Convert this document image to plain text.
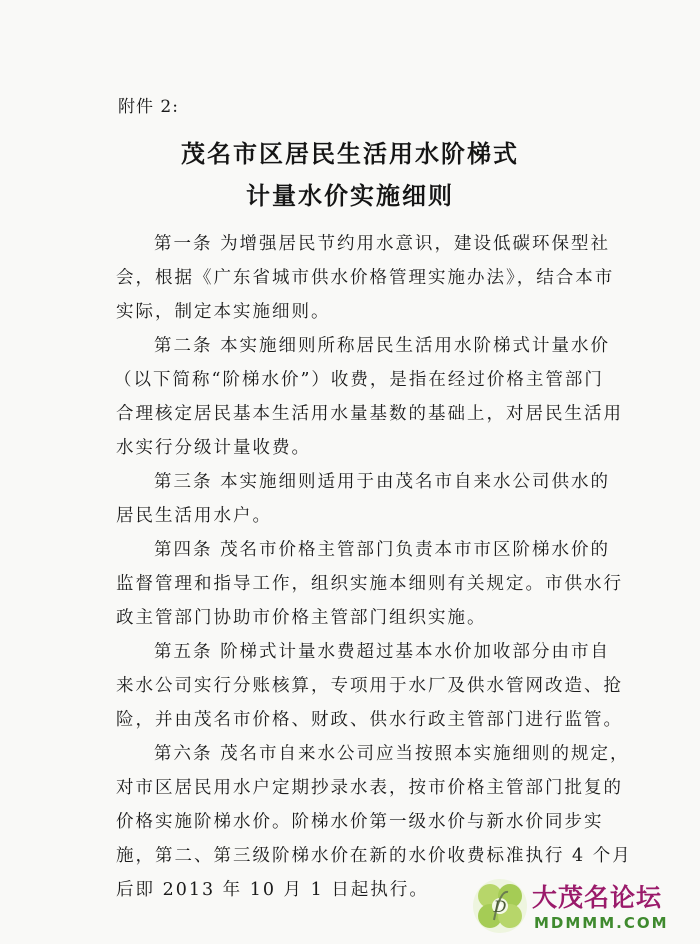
附件 2:
茂名市区居民生活用水阶梯式
计量水价实施细则
第一条 为增强居民节约用水意识，建设低碳环保型社
会，根据《广东省城市供水价格管理实施办法》，结合本市
实际，制定本实施细则。
第二条 本实施细则所称居民生活用水阶梯式计量水价
（以下简称“阶梯水价”）收费，是指在经过价格主管部门
合理核定居民基本生活用水量基数的基础上，对居民生活用
水实行分级计量收费。
第三条 本实施细则适用于由茂名市自来水公司供水的
居民生活用水户。
第四条 茂名市价格主管部门负责本市市区阶梯水价的
监督管理和指导工作，组织实施本细则有关规定。市供水行
政主管部门协助市价格主管部门组织实施。
第五条 阶梯式计量水费超过基本水价加收部分由市自
来水公司实行分账核算，专项用于水厂及供水管网改造、抢
险，并由茂名市价格、财政、供水行政主管部门进行监管。
第六条 茂名市自来水公司应当按照本实施细则的规定，
对市区居民用水户定期抄录水表，按市价格主管部门批复的
价格实施阶梯水价。阶梯水价第一级水价与新水价同步实
施，第二、第三级阶梯水价在新的水价收费标准执行 4 个月
后即 2013 年 10 月 1 日起执行。
D 大茂名论坛
MDMMM.COM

*****

Stated exercise
Leaving out the pictures, repeat the data above exactly.

Answer to the exercise
Convert this document image to plain text.
附件 2:
茂名市区居民生活用水阶梯式
计量水价实施细则
第一条 为增强居民节约用水意识，建设低碳环保型社
会，根据《广东省城市供水价格管理实施办法》，结合本市
实际，制定本实施细则。
第二条 本实施细则所称居民生活用水阶梯式计量水价
（以下简称“阶梯水价”）收费，是指在经过价格主管部门
合理核定居民基本生活用水量基数的基础上，对居民生活用
水实行分级计量收费。
第三条 本实施细则适用于由茂名市自来水公司供水的
居民生活用水户。
第四条 茂名市价格主管部门负责本市市区阶梯水价的
监督管理和指导工作，组织实施本细则有关规定。市供水行
政主管部门协助市价格主管部门组织实施。
第五条 阶梯式计量水费超过基本水价加收部分由市自
来水公司实行分账核算，专项用于水厂及供水管网改造、抢
险，并由茂名市价格、财政、供水行政主管部门进行监管。
第六条 茂名市自来水公司应当按照本实施细则的规定，
对市区居民用水户定期抄录水表，按市价格主管部门批复的
价格实施阶梯水价。阶梯水价第一级水价与新水价同步实
施，第二、第三级阶梯水价在新的水价收费标准执行 4 个月
后即 2013 年 10 月 1 日起执行。
D 大茂名论坛
MDMMM.COM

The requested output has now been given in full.